[Records]

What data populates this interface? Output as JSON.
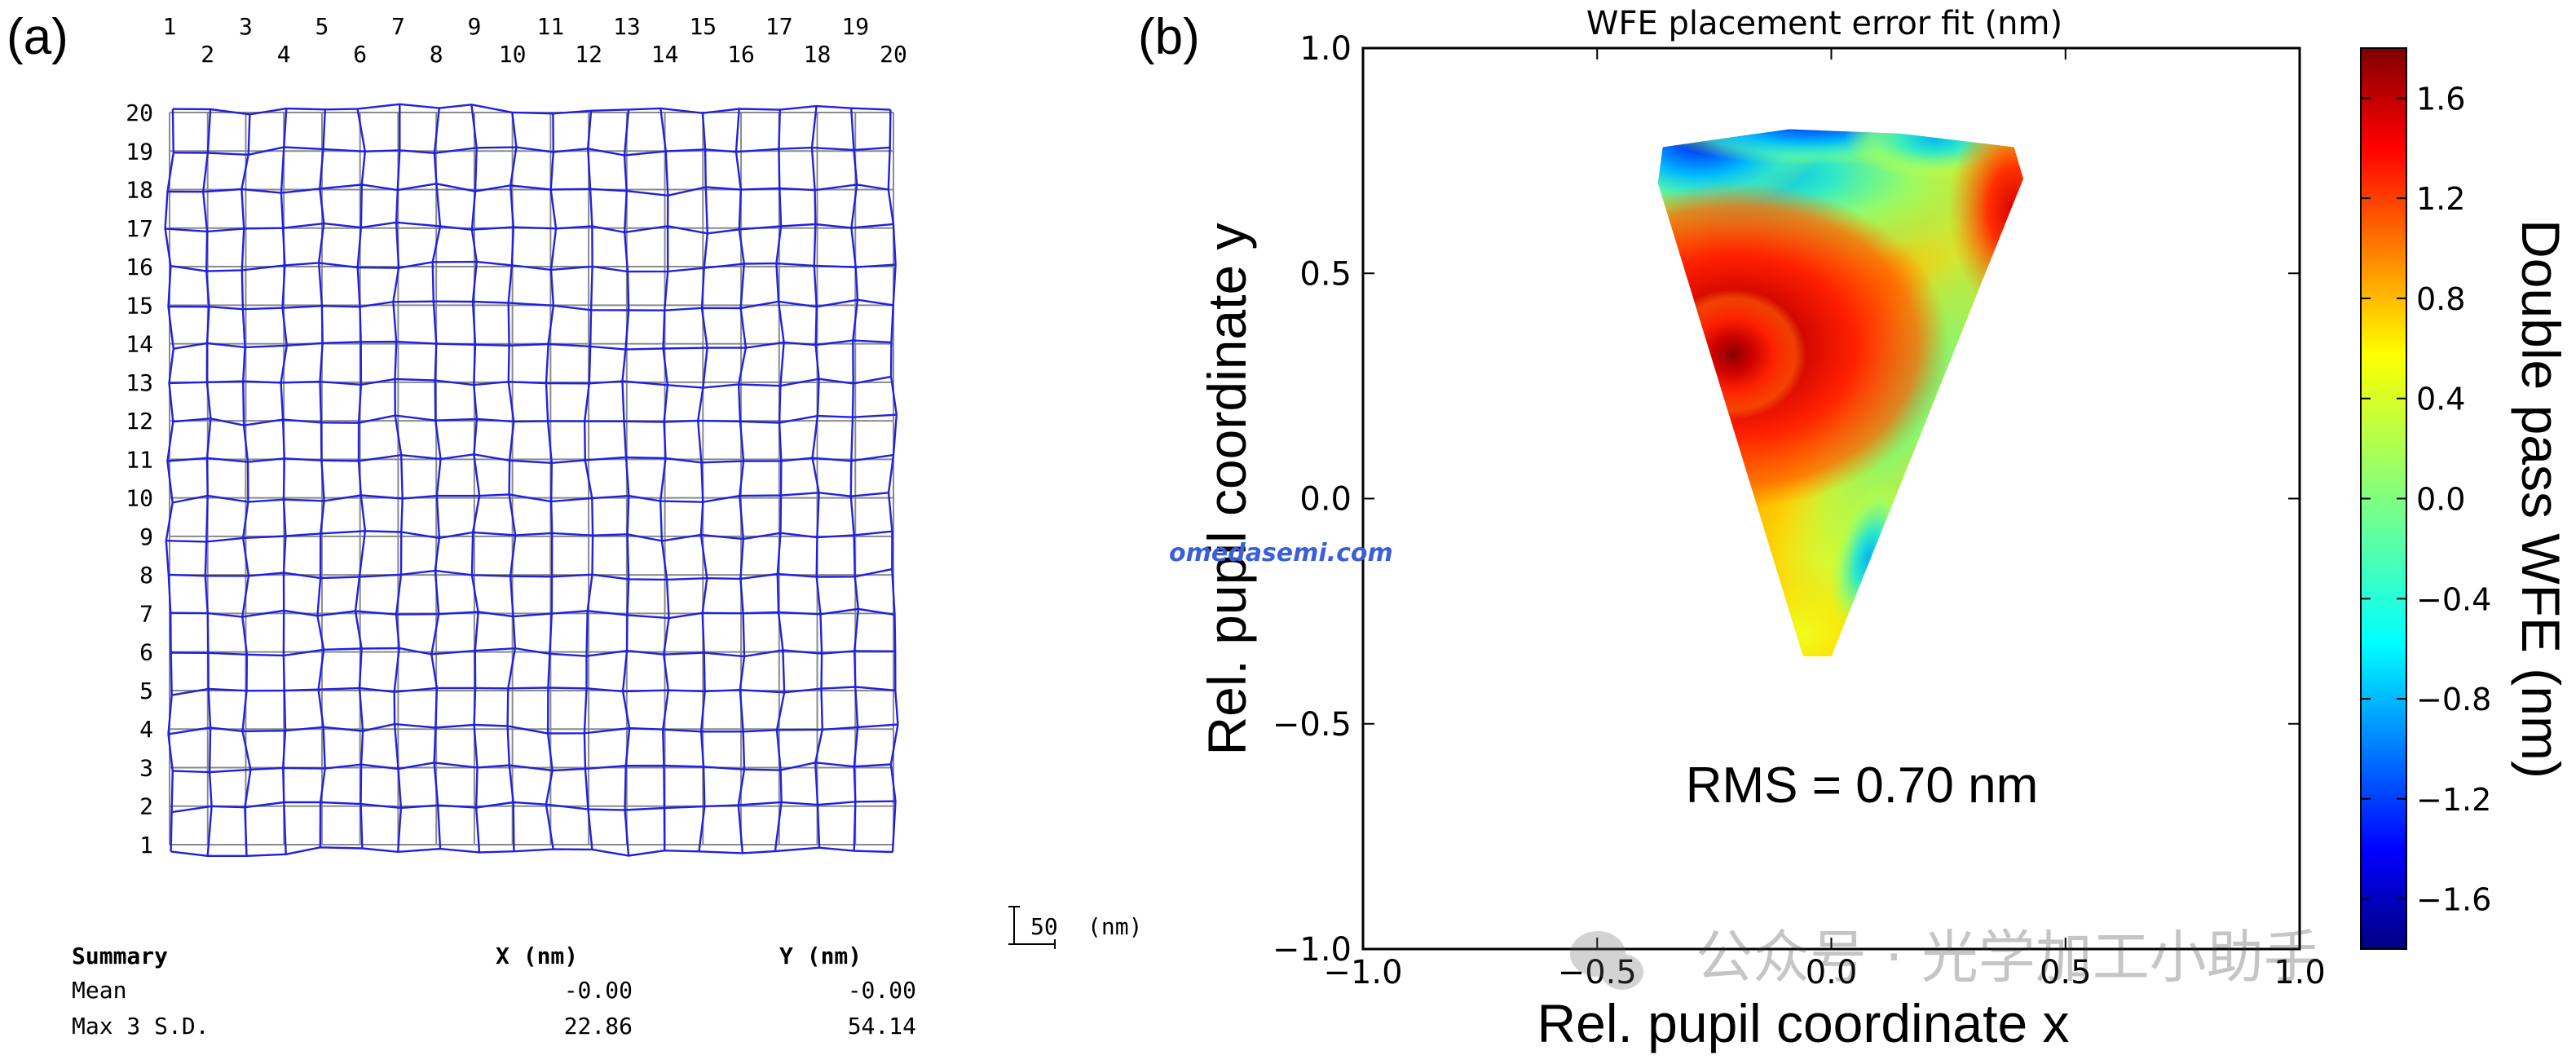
{
  "panel_a": {
    "label": "(a)",
    "scale_bar": {
      "value": "50",
      "unit": "(nm)"
    },
    "summary": {
      "title": "Summary",
      "headers": [
        "X (nm)",
        "Y (nm)"
      ],
      "rows": [
        {
          "label": "Mean",
          "x": "-0.00",
          "y": "-0.00"
        },
        {
          "label": "Max 3 S.D.",
          "x": "22.86",
          "y": "54.14"
        }
      ]
    }
  },
  "panel_b": {
    "label": "(b)",
    "rms_text": "RMS = 0.70 nm",
    "watermark": "omedasemi.com",
    "watermark2": "公众号 · 光学加工小助手"
  },
  "chart_data": [
    {
      "type": "grid-distortion",
      "title": "",
      "x_labels": [
        "1",
        "2",
        "3",
        "4",
        "5",
        "6",
        "7",
        "8",
        "9",
        "10",
        "11",
        "12",
        "13",
        "14",
        "15",
        "16",
        "17",
        "18",
        "19",
        "20"
      ],
      "y_labels": [
        "1",
        "2",
        "3",
        "4",
        "5",
        "6",
        "7",
        "8",
        "9",
        "10",
        "11",
        "12",
        "13",
        "14",
        "15",
        "16",
        "17",
        "18",
        "19",
        "20"
      ],
      "grid_size": [
        20,
        20
      ],
      "mean_x_nm": -0.0,
      "mean_y_nm": -0.0,
      "max_3sd_x_nm": 22.86,
      "max_3sd_y_nm": 54.14,
      "scale_bar_nm": 50
    },
    {
      "type": "heatmap",
      "title": "WFE placement error fit (nm)",
      "xlabel": "Rel. pupil coordinate x",
      "ylabel": "Rel. pupil coordinate y",
      "xlim": [
        -1.0,
        1.0
      ],
      "ylim": [
        -1.0,
        1.0
      ],
      "x_ticks": [
        -1.0,
        -0.5,
        0.0,
        0.5,
        1.0
      ],
      "y_ticks": [
        -1.0,
        -0.5,
        0.0,
        0.5,
        1.0
      ],
      "x_tick_labels": [
        "−1.0",
        "−0.5",
        "0.0",
        "0.5",
        "1.0"
      ],
      "y_tick_labels": [
        "−1.0",
        "−0.5",
        "0.0",
        "0.5",
        "1.0"
      ],
      "colorbar": {
        "label": "Double pass WFE (nm)",
        "range": [
          -1.8,
          1.8
        ],
        "ticks": [
          1.6,
          1.2,
          0.8,
          0.4,
          0.0,
          -0.4,
          -0.8,
          -1.2,
          -1.6
        ],
        "tick_labels": [
          "1.6",
          "1.2",
          "0.8",
          "0.4",
          "0.0",
          "−0.4",
          "−0.8",
          "−1.2",
          "−1.6"
        ]
      },
      "region_vertices": [
        [
          -0.36,
          0.78
        ],
        [
          -0.09,
          0.82
        ],
        [
          0.15,
          0.81
        ],
        [
          0.39,
          0.78
        ],
        [
          0.41,
          0.71
        ],
        [
          0.0,
          -0.35
        ],
        [
          -0.06,
          -0.35
        ],
        [
          -0.37,
          0.7
        ]
      ],
      "features": [
        {
          "name": "max",
          "x": -0.21,
          "y": 0.33,
          "value": 1.6
        },
        {
          "name": "min-top",
          "x": -0.25,
          "y": 0.78,
          "value": -1.6
        },
        {
          "name": "local-min",
          "x": 0.08,
          "y": -0.13,
          "value": -0.5
        },
        {
          "name": "right-high",
          "x": 0.38,
          "y": 0.65,
          "value": 1.4
        }
      ],
      "rms_nm": 0.7
    }
  ]
}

[AIM]
Note how many lines of the material contain the string "title". Then report that number by itself.

[RESULT]
3